REQUIREMENT: Format the data from its first line through the line containing "- x-tick-label: 60: [520, 489, 548, 520]" as a JSON list of strings, one string per line and no blank lines.

-- Start RAW RECORDS --

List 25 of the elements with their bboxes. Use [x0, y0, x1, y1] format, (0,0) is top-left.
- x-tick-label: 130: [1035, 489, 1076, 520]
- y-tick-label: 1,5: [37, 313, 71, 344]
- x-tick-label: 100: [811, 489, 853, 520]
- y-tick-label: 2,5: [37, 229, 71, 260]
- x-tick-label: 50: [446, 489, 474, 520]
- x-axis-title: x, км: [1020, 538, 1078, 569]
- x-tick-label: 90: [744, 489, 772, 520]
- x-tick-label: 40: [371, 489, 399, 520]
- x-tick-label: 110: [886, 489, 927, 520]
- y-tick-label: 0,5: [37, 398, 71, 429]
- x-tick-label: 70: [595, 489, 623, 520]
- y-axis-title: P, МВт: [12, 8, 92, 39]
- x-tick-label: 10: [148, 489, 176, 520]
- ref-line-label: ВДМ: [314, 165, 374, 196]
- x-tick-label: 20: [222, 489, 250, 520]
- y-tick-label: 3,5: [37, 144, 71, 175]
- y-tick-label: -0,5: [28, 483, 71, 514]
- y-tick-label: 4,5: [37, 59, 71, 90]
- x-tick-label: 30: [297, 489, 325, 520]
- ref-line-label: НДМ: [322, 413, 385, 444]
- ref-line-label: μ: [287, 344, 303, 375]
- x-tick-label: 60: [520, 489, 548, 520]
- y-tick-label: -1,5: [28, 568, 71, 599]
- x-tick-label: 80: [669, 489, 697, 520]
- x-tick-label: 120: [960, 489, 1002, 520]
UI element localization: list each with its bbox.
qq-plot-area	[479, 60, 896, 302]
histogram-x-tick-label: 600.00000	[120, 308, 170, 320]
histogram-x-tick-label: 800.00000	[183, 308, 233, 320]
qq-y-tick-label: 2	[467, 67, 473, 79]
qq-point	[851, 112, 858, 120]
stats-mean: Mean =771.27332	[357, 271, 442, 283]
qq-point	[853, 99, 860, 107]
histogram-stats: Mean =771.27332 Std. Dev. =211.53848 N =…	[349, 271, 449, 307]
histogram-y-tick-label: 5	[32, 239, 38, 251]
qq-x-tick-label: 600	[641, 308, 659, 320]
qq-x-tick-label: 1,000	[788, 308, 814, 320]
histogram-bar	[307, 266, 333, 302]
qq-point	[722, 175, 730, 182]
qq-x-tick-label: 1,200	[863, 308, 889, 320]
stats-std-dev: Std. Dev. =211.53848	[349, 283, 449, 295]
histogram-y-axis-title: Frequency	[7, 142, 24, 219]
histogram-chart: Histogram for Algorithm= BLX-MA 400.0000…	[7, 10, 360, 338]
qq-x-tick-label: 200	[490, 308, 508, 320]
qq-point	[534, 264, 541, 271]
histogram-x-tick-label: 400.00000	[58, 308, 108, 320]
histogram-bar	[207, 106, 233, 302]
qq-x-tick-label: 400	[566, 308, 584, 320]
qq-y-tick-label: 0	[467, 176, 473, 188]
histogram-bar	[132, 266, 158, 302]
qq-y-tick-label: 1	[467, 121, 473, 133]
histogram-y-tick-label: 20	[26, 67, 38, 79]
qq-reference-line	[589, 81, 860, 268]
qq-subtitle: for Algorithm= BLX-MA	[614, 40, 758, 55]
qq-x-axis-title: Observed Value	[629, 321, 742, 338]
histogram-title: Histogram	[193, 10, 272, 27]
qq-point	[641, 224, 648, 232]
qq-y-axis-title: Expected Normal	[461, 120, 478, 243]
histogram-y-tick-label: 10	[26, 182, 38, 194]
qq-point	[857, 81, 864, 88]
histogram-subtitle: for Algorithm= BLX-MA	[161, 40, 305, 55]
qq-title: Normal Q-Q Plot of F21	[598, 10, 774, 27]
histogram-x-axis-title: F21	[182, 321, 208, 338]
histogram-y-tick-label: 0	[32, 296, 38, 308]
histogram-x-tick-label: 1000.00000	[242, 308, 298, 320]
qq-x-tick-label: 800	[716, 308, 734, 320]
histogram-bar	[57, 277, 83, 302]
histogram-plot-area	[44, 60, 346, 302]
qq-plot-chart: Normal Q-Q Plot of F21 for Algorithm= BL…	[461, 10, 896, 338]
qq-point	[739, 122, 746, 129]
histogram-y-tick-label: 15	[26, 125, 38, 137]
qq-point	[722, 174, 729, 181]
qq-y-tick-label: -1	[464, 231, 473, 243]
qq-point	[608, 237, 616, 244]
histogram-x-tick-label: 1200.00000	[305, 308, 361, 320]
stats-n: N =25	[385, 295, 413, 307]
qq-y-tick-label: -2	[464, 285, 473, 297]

-- End RAW RECORDS --

SOLUTION TO THIS TASK:
[
  "List 25 of the elements with their bboxes. Use [x0, y0, x1, y1] format, (0,0) is top-left.",
  "- x-tick-label: 130: [1035, 489, 1076, 520]",
  "- y-tick-label: 1,5: [37, 313, 71, 344]",
  "- x-tick-label: 100: [811, 489, 853, 520]",
  "- y-tick-label: 2,5: [37, 229, 71, 260]",
  "- x-tick-label: 50: [446, 489, 474, 520]",
  "- x-axis-title: x, км: [1020, 538, 1078, 569]",
  "- x-tick-label: 90: [744, 489, 772, 520]",
  "- x-tick-label: 40: [371, 489, 399, 520]",
  "- x-tick-label: 110: [886, 489, 927, 520]",
  "- y-tick-label: 0,5: [37, 398, 71, 429]",
  "- x-tick-label: 70: [595, 489, 623, 520]",
  "- y-axis-title: P, МВт: [12, 8, 92, 39]",
  "- x-tick-label: 10: [148, 489, 176, 520]",
  "- ref-line-label: ВДМ: [314, 165, 374, 196]",
  "- x-tick-label: 20: [222, 489, 250, 520]",
  "- y-tick-label: 3,5: [37, 144, 71, 175]",
  "- y-tick-label: -0,5: [28, 483, 71, 514]",
  "- y-tick-label: 4,5: [37, 59, 71, 90]",
  "- x-tick-label: 30: [297, 489, 325, 520]",
  "- ref-line-label: НДМ: [322, 413, 385, 444]",
  "- ref-line-label: μ: [287, 344, 303, 375]",
  "- x-tick-label: 60: [520, 489, 548, 520]"
]